===== Data entries =====
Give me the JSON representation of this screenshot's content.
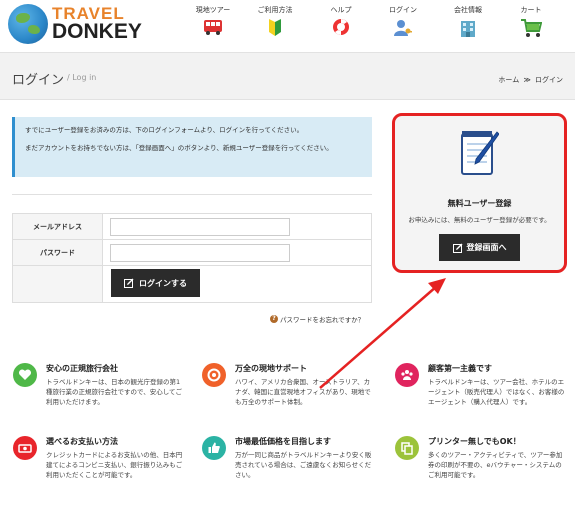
{
  "logo": {
    "line1": "TRAVEL",
    "line2": "DONKEY"
  },
  "nav": [
    {
      "label": "現地ツアー",
      "icon": "bus-icon"
    },
    {
      "label": "ご利用方法",
      "icon": "beginner-mark-icon"
    },
    {
      "label": "ヘルプ",
      "icon": "lifebuoy-icon"
    },
    {
      "label": "ログイン",
      "icon": "user-key-icon"
    },
    {
      "label": "会社情報",
      "icon": "building-icon"
    },
    {
      "label": "カート",
      "icon": "cart-icon"
    }
  ],
  "page": {
    "title": "ログイン",
    "subtitle": "/ Log in"
  },
  "breadcrumb": {
    "home": "ホーム",
    "sep": "≫",
    "current": "ログイン"
  },
  "info": {
    "line1": "すでにユーザー登録をお済みの方は、下のログインフォームより、ログインを行ってください。",
    "line2": "まだアカウントをお持ちでない方は、「登録画面へ」のボタンより、新規ユーザー登録を行ってください。"
  },
  "form": {
    "email_label": "メールアドレス",
    "email_value": "",
    "password_label": "パスワード",
    "password_value": "",
    "login_button": "ログインする",
    "forgot": "パスワードをお忘れですか？"
  },
  "register": {
    "title": "無料ユーザー登録",
    "desc": "お申込みには、無料のユーザー登録が必要です。",
    "button": "登録画面へ"
  },
  "features": [
    {
      "title": "安心の正規旅行会社",
      "desc": "トラベルドンキーは、日本の観光庁登録の第1種旅行業の正規旅行会社ですので、安心してご利用いただけます。",
      "icon": "heart-icon",
      "color": "#4fb848"
    },
    {
      "title": "万全の現地サポート",
      "desc": "ハワイ、アメリカ合衆国、オーストラリア、カナダ、韓国に直営現地オフィスがあり、現地でも万全のサポート体制。",
      "icon": "lifebuoy-icon",
      "color": "#f0612a"
    },
    {
      "title": "顧客第一主義です",
      "desc": "トラベルドンキーは、ツアー会社、ホテルのエージェント（販売代理人）ではなく、お客様のエージェント（購入代理人）です。",
      "icon": "people-icon",
      "color": "#e0245e"
    },
    {
      "title": "選べるお支払い方法",
      "desc": "クレジットカードによるお支払いの他、日本円建てによるコンビニ支払い、銀行振り込みもご利用いただくことが可能です。",
      "icon": "money-icon",
      "color": "#e8252b"
    },
    {
      "title": "市場最低価格を目指します",
      "desc": "万が一同じ商品がトラベルドンキーより安く販売されている場合は、ご遠慮なくお知らせください。",
      "icon": "thumbs-up-icon",
      "color": "#2bb3a4"
    },
    {
      "title": "プリンター無しでもOK！",
      "desc": "多くのツアー・アクティビティで、ツアー参加券の印刷が不要の、eバウチャー・システムのご利用可能です。",
      "icon": "copy-icon",
      "color": "#9cc33b"
    }
  ],
  "colors": {
    "accent_red": "#e52222",
    "button_dark": "#2b2b2b",
    "info_bg": "#d8ebf5"
  }
}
=====
Copy the records above exactly, omitting every picture.

Give me the JSON representation of this screenshot's content.
{
  "logo": {
    "line1": "TRAVEL",
    "line2": "DONKEY"
  },
  "nav": [
    {
      "label": "現地ツアー",
      "icon": "bus-icon"
    },
    {
      "label": "ご利用方法",
      "icon": "beginner-mark-icon"
    },
    {
      "label": "ヘルプ",
      "icon": "lifebuoy-icon"
    },
    {
      "label": "ログイン",
      "icon": "user-key-icon"
    },
    {
      "label": "会社情報",
      "icon": "building-icon"
    },
    {
      "label": "カート",
      "icon": "cart-icon"
    }
  ],
  "page": {
    "title": "ログイン",
    "subtitle": "/ Log in"
  },
  "breadcrumb": {
    "home": "ホーム",
    "sep": "≫",
    "current": "ログイン"
  },
  "info": {
    "line1": "すでにユーザー登録をお済みの方は、下のログインフォームより、ログインを行ってください。",
    "line2": "まだアカウントをお持ちでない方は、「登録画面へ」のボタンより、新規ユーザー登録を行ってください。"
  },
  "form": {
    "email_label": "メールアドレス",
    "email_value": "",
    "password_label": "パスワード",
    "password_value": "",
    "login_button": "ログインする",
    "forgot": "パスワードをお忘れですか？"
  },
  "register": {
    "title": "無料ユーザー登録",
    "desc": "お申込みには、無料のユーザー登録が必要です。",
    "button": "登録画面へ"
  },
  "features": [
    {
      "title": "安心の正規旅行会社",
      "desc": "トラベルドンキーは、日本の観光庁登録の第1種旅行業の正規旅行会社ですので、安心してご利用いただけます。",
      "icon": "heart-icon",
      "color": "#4fb848"
    },
    {
      "title": "万全の現地サポート",
      "desc": "ハワイ、アメリカ合衆国、オーストラリア、カナダ、韓国に直営現地オフィスがあり、現地でも万全のサポート体制。",
      "icon": "lifebuoy-icon",
      "color": "#f0612a"
    },
    {
      "title": "顧客第一主義です",
      "desc": "トラベルドンキーは、ツアー会社、ホテルのエージェント（販売代理人）ではなく、お客様のエージェント（購入代理人）です。",
      "icon": "people-icon",
      "color": "#e0245e"
    },
    {
      "title": "選べるお支払い方法",
      "desc": "クレジットカードによるお支払いの他、日本円建てによるコンビニ支払い、銀行振り込みもご利用いただくことが可能です。",
      "icon": "money-icon",
      "color": "#e8252b"
    },
    {
      "title": "市場最低価格を目指します",
      "desc": "万が一同じ商品がトラベルドンキーより安く販売されている場合は、ご遠慮なくお知らせください。",
      "icon": "thumbs-up-icon",
      "color": "#2bb3a4"
    },
    {
      "title": "プリンター無しでもOK！",
      "desc": "多くのツアー・アクティビティで、ツアー参加券の印刷が不要の、eバウチャー・システムのご利用可能です。",
      "icon": "copy-icon",
      "color": "#9cc33b"
    }
  ],
  "colors": {
    "accent_red": "#e52222",
    "button_dark": "#2b2b2b",
    "info_bg": "#d8ebf5"
  }
}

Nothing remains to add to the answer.